Work out the number of lines containing "left". Give that number alone.

Figure collection entries:
○ ○ ○
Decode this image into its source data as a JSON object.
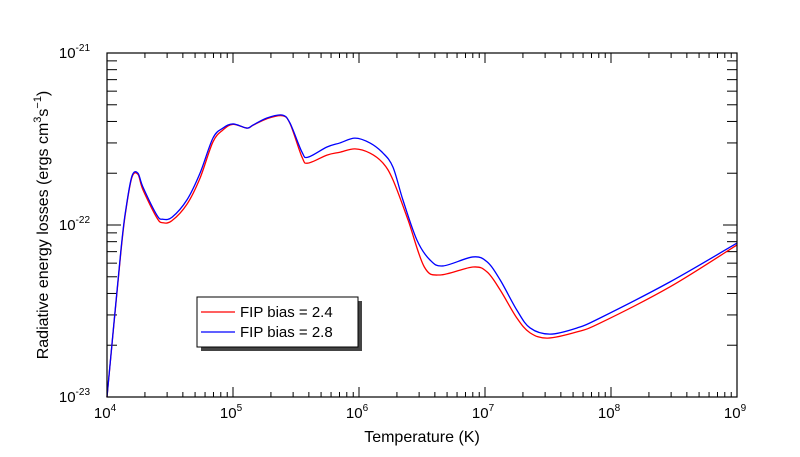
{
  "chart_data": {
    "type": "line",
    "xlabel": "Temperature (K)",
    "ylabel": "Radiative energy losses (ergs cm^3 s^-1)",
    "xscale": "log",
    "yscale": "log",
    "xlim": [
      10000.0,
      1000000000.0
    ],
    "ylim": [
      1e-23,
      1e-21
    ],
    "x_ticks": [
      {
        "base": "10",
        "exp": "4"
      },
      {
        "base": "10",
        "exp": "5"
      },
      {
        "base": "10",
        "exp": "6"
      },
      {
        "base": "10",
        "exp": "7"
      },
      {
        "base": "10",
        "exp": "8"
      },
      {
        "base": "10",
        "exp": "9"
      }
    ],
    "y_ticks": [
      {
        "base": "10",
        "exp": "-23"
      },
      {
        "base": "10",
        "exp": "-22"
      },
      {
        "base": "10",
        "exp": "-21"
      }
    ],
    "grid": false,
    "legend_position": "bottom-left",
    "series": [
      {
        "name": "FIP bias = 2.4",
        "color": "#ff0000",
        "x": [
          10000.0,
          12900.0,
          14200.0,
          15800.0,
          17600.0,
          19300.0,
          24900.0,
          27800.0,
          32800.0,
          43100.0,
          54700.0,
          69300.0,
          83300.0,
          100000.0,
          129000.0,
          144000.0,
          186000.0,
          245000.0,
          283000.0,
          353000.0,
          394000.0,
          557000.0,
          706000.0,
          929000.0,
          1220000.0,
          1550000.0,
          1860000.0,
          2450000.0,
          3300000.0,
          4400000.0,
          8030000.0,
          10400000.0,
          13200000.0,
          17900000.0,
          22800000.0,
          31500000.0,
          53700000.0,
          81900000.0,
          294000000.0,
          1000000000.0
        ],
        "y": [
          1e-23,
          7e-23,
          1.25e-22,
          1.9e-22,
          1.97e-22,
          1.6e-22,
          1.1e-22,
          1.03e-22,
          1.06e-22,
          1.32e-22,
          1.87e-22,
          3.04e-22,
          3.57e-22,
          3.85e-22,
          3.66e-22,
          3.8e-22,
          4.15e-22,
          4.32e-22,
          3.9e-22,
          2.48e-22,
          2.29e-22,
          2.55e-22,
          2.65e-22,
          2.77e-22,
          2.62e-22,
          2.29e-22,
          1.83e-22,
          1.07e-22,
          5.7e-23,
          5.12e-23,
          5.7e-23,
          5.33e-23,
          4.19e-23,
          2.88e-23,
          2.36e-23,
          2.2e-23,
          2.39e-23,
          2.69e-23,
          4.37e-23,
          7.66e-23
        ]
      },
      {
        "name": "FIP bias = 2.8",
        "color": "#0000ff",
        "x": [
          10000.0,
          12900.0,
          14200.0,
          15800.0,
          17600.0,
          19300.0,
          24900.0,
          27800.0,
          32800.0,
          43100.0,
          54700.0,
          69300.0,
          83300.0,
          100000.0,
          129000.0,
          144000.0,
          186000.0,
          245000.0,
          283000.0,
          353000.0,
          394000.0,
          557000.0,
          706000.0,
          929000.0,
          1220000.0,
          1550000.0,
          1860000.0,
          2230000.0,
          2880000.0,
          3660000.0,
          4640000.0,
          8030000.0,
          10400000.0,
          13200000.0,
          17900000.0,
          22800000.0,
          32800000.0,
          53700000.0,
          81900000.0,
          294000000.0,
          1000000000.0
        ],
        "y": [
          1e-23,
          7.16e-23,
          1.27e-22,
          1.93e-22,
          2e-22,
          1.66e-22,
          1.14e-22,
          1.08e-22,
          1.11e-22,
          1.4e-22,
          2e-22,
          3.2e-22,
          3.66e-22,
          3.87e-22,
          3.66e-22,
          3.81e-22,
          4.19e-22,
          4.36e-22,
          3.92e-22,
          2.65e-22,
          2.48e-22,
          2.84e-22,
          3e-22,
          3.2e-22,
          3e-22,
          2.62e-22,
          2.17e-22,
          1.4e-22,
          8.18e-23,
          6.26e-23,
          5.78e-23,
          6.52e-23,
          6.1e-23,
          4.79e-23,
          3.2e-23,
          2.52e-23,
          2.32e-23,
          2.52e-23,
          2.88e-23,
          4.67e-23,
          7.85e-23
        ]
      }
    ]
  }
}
○ ○ ○
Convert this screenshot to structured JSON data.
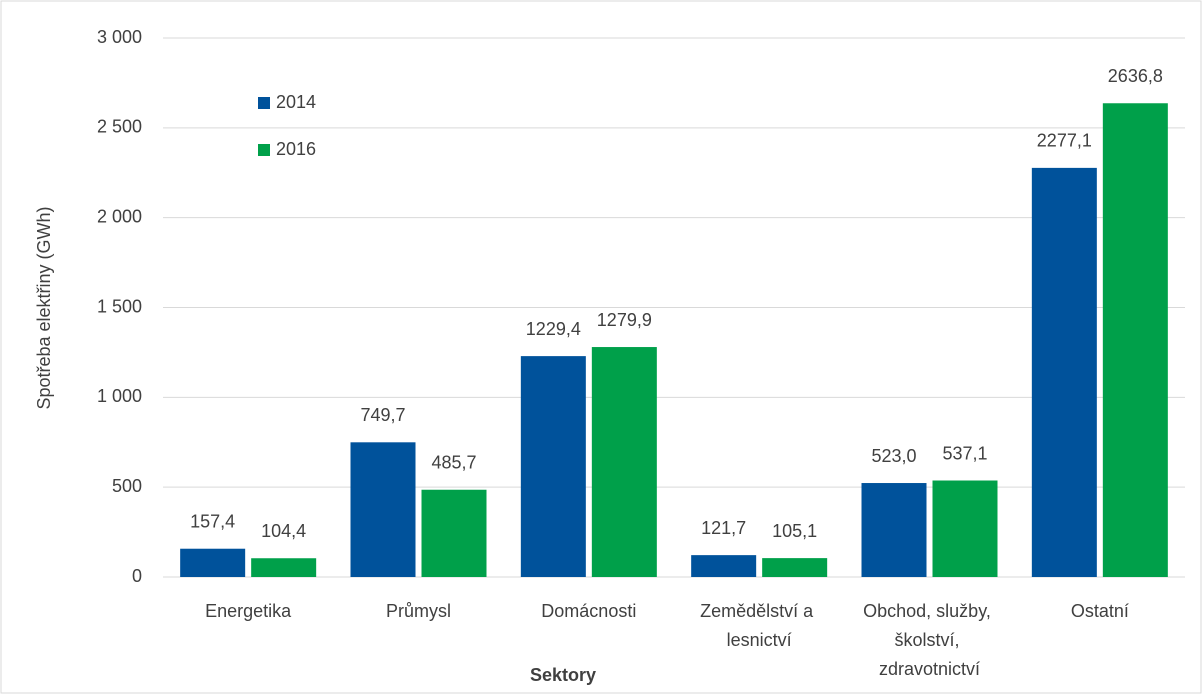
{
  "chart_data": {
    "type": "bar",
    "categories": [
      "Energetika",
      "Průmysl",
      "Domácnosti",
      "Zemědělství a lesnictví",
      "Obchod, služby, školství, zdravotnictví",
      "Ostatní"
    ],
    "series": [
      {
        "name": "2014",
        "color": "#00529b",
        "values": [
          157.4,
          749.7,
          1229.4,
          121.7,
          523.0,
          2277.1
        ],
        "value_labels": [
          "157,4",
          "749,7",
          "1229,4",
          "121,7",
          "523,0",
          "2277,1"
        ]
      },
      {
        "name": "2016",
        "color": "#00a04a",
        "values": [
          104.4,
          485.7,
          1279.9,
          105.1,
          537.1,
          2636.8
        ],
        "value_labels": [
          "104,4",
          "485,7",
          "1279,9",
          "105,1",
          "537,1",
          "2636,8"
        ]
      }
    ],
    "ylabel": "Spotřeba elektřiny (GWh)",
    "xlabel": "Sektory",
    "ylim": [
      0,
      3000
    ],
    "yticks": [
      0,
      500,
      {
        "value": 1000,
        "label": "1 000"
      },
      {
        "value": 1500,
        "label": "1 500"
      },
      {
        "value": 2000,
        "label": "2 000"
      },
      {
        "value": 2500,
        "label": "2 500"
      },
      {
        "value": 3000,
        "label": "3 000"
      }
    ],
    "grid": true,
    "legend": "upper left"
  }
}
○ ○ ○
■ Task output ■
2